[What you need to do]
Quote all of the material below verbatim, line for line.

[Extracted information]
▽
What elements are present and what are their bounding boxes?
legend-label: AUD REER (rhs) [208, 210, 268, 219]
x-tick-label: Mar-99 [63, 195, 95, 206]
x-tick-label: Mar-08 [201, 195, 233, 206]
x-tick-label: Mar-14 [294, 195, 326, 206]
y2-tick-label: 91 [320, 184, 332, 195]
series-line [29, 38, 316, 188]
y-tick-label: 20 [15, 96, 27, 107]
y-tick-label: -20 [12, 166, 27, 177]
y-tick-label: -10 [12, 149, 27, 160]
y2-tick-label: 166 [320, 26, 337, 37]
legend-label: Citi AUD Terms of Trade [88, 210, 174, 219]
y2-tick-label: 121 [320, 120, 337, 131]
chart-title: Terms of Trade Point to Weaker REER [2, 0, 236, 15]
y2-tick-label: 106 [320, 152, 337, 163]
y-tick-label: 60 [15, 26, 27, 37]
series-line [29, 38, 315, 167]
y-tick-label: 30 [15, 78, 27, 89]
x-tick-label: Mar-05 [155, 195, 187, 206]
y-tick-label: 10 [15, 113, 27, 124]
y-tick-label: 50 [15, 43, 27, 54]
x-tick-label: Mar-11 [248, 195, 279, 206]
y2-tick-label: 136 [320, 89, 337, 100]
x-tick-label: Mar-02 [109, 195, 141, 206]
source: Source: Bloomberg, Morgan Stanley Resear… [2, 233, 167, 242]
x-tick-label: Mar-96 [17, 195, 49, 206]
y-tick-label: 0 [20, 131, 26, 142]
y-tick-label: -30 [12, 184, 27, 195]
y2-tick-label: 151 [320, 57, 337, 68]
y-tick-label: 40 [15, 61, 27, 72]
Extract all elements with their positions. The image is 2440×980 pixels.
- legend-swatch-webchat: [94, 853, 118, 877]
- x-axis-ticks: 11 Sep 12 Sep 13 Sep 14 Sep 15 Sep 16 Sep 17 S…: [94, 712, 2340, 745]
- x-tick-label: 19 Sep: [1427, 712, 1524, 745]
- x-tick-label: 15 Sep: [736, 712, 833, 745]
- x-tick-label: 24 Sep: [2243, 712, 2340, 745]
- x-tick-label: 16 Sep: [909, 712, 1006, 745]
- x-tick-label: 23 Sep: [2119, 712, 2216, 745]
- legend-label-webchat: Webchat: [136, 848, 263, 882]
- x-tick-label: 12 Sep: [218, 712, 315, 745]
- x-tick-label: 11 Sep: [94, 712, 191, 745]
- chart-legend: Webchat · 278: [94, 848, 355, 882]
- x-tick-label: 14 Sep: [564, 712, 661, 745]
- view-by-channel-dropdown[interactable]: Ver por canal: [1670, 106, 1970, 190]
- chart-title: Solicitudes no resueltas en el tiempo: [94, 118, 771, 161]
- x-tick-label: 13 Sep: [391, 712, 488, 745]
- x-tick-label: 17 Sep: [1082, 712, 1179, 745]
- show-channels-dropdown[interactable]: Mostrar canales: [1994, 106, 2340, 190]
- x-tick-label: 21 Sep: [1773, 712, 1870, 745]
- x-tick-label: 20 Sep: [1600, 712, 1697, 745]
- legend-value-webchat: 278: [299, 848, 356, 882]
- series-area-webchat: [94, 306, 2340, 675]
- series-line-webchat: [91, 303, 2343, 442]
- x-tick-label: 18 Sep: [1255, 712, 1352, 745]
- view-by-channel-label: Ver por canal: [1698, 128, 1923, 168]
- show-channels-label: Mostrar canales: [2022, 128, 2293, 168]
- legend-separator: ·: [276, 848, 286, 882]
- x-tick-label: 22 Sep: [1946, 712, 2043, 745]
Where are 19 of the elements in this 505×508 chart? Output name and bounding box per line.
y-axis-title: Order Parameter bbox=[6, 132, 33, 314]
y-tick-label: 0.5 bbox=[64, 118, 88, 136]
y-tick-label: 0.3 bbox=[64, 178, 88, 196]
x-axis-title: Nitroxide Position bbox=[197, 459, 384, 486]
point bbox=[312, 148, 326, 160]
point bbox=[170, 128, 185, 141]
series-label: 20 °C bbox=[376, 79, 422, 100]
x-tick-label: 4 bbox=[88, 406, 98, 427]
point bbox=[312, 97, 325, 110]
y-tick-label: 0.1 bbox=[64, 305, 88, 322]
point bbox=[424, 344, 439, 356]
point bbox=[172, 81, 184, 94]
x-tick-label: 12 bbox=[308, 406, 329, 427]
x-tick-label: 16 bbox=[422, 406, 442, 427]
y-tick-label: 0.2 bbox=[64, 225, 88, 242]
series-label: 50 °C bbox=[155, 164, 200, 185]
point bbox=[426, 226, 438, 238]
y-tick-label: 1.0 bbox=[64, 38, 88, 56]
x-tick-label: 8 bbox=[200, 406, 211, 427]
△
[Solution for this exercise]
What elements are present and what are their bounding boxes?
legend-label: AUD REER (rhs) [208, 210, 268, 219]
x-tick-label: Mar-99 [63, 195, 95, 206]
x-tick-label: Mar-08 [201, 195, 233, 206]
x-tick-label: Mar-14 [294, 195, 326, 206]
y2-tick-label: 91 [320, 184, 332, 195]
series-line [29, 38, 316, 188]
y-tick-label: 20 [15, 96, 27, 107]
y-tick-label: -20 [12, 166, 27, 177]
y-tick-label: -10 [12, 149, 27, 160]
y2-tick-label: 166 [320, 26, 337, 37]
legend-label: Citi AUD Terms of Trade [88, 210, 174, 219]
y2-tick-label: 121 [320, 120, 337, 131]
chart-title: Terms of Trade Point to Weaker REER [2, 0, 236, 15]
y2-tick-label: 106 [320, 152, 337, 163]
y-tick-label: 60 [15, 26, 27, 37]
series-line [29, 38, 315, 167]
y-tick-label: 30 [15, 78, 27, 89]
x-tick-label: Mar-05 [155, 195, 187, 206]
y-tick-label: 10 [15, 113, 27, 124]
y-tick-label: 50 [15, 43, 27, 54]
x-tick-label: Mar-11 [248, 195, 279, 206]
y2-tick-label: 136 [320, 89, 337, 100]
x-tick-label: Mar-02 [109, 195, 141, 206]
source: Source: Bloomberg, Morgan Stanley Resear… [2, 233, 167, 242]
x-tick-label: Mar-96 [17, 195, 49, 206]
y-tick-label: 0 [20, 131, 26, 142]
y-tick-label: -30 [12, 184, 27, 195]
y2-tick-label: 151 [320, 57, 337, 68]
y-tick-label: 40 [15, 61, 27, 72]
Extract all elements with their positions. The image is 2440×980 pixels.
- legend-swatch-webchat: [94, 853, 118, 877]
- x-axis-ticks: 11 Sep 12 Sep 13 Sep 14 Sep 15 Sep 16 Sep 17 S…: [94, 712, 2340, 745]
- x-tick-label: 19 Sep: [1427, 712, 1524, 745]
- x-tick-label: 15 Sep: [736, 712, 833, 745]
- x-tick-label: 24 Sep: [2243, 712, 2340, 745]
- x-tick-label: 16 Sep: [909, 712, 1006, 745]
- x-tick-label: 23 Sep: [2119, 712, 2216, 745]
- legend-label-webchat: Webchat: [136, 848, 263, 882]
- x-tick-label: 12 Sep: [218, 712, 315, 745]
- x-tick-label: 11 Sep: [94, 712, 191, 745]
- chart-legend: Webchat · 278: [94, 848, 355, 882]
- x-tick-label: 14 Sep: [564, 712, 661, 745]
- view-by-channel-dropdown[interactable]: Ver por canal: [1670, 106, 1970, 190]
- chart-title: Solicitudes no resueltas en el tiempo: [94, 118, 771, 161]
- x-tick-label: 13 Sep: [391, 712, 488, 745]
- x-tick-label: 17 Sep: [1082, 712, 1179, 745]
- show-channels-dropdown[interactable]: Mostrar canales: [1994, 106, 2340, 190]
- x-tick-label: 21 Sep: [1773, 712, 1870, 745]
- x-tick-label: 20 Sep: [1600, 712, 1697, 745]
- legend-value-webchat: 278: [299, 848, 356, 882]
- series-area-webchat: [94, 306, 2340, 675]
- series-line-webchat: [91, 303, 2343, 442]
- x-tick-label: 18 Sep: [1255, 712, 1352, 745]
- view-by-channel-label: Ver por canal: [1698, 128, 1923, 168]
- show-channels-label: Mostrar canales: [2022, 128, 2293, 168]
- legend-separator: ·: [276, 848, 286, 882]
- x-tick-label: 22 Sep: [1946, 712, 2043, 745]
Where are 19 of the elements in this 505×508 chart? Output name and bounding box per line.
y-axis-title: Order Parameter bbox=[6, 132, 33, 314]
y-tick-label: 0.5 bbox=[64, 118, 88, 136]
y-tick-label: 0.3 bbox=[64, 178, 88, 196]
x-axis-title: Nitroxide Position bbox=[197, 459, 384, 486]
point bbox=[312, 148, 326, 160]
point bbox=[170, 128, 185, 141]
series-label: 20 °C bbox=[376, 79, 422, 100]
x-tick-label: 4 bbox=[88, 406, 98, 427]
point bbox=[312, 97, 325, 110]
y-tick-label: 0.1 bbox=[64, 305, 88, 322]
point bbox=[424, 344, 439, 356]
point bbox=[172, 81, 184, 94]
x-tick-label: 12 bbox=[308, 406, 329, 427]
x-tick-label: 16 bbox=[422, 406, 442, 427]
y-tick-label: 0.2 bbox=[64, 225, 88, 242]
series-label: 50 °C bbox=[155, 164, 200, 185]
point bbox=[426, 226, 438, 238]
y-tick-label: 1.0 bbox=[64, 38, 88, 56]
x-tick-label: 8 bbox=[200, 406, 211, 427]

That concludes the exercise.